Comb the records below for the string "this" and copy each line where it turns up.
━━ RAW RECORDS
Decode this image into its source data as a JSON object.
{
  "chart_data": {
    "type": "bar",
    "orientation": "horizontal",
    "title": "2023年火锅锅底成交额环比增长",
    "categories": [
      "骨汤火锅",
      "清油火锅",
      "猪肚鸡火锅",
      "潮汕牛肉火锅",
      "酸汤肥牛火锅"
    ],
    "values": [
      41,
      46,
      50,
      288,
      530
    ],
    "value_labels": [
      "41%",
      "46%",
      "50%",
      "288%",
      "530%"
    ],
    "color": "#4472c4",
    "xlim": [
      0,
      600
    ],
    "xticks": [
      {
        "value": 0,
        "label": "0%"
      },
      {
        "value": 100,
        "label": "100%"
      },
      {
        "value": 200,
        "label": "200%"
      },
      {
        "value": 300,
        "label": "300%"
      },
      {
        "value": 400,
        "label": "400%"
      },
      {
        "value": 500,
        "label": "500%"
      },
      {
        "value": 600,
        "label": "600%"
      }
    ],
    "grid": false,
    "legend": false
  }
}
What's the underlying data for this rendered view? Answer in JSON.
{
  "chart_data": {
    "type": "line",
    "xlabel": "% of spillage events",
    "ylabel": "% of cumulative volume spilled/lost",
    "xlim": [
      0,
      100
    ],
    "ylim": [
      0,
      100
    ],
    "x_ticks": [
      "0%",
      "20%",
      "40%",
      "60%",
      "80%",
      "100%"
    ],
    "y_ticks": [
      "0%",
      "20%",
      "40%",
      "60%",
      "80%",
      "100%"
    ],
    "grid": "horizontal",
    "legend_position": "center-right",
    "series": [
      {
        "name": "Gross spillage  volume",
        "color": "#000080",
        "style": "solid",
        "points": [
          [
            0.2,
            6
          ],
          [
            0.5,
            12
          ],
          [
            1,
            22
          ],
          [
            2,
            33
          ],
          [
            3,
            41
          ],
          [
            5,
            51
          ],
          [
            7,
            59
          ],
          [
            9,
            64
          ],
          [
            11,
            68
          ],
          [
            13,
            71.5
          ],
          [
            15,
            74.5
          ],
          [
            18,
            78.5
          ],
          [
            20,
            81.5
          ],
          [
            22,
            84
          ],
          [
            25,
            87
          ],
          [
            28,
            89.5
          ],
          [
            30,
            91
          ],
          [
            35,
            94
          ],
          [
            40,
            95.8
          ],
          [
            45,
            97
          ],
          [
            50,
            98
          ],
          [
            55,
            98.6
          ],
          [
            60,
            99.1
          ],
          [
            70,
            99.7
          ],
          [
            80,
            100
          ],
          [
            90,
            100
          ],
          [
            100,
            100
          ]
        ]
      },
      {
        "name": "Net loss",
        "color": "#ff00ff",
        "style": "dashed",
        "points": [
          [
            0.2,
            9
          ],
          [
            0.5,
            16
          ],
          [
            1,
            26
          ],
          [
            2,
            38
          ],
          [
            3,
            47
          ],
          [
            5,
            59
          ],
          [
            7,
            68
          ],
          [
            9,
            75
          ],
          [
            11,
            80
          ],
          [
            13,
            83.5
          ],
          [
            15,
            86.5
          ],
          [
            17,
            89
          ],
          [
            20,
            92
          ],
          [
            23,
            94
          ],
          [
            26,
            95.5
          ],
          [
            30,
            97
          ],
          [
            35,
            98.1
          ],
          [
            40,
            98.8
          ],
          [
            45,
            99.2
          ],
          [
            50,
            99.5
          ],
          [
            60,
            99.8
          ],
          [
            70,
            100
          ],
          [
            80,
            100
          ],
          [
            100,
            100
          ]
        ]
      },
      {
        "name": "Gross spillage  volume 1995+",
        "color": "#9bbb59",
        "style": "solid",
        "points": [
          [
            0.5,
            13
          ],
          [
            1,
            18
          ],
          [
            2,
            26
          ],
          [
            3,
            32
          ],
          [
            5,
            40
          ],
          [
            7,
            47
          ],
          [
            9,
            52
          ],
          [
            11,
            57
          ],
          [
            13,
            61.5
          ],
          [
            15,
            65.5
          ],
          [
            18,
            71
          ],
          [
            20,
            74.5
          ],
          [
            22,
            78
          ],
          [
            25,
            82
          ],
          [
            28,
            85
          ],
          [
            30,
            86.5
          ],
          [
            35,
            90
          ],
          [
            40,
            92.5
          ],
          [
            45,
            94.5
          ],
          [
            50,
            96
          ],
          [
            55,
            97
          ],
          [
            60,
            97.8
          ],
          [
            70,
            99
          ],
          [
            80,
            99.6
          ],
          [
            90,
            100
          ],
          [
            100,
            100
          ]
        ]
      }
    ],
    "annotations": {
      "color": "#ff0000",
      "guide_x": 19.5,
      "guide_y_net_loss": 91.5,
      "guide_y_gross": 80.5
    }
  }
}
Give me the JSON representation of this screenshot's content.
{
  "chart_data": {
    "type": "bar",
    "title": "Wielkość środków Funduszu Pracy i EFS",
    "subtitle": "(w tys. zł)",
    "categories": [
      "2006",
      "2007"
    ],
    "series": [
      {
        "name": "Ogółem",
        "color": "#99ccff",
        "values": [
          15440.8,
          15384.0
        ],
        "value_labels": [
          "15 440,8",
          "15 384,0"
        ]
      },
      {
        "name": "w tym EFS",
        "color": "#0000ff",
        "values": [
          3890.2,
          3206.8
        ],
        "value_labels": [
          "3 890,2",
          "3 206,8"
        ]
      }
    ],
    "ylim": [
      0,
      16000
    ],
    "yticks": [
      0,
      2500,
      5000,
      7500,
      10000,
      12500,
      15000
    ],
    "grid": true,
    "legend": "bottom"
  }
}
━━━━
- _OUTPUT_:
Decode this image into its source data as a JSON object.
What's the underlying data for this rendered view? Answer in JSON.
Give me the JSON representation of this screenshot's content.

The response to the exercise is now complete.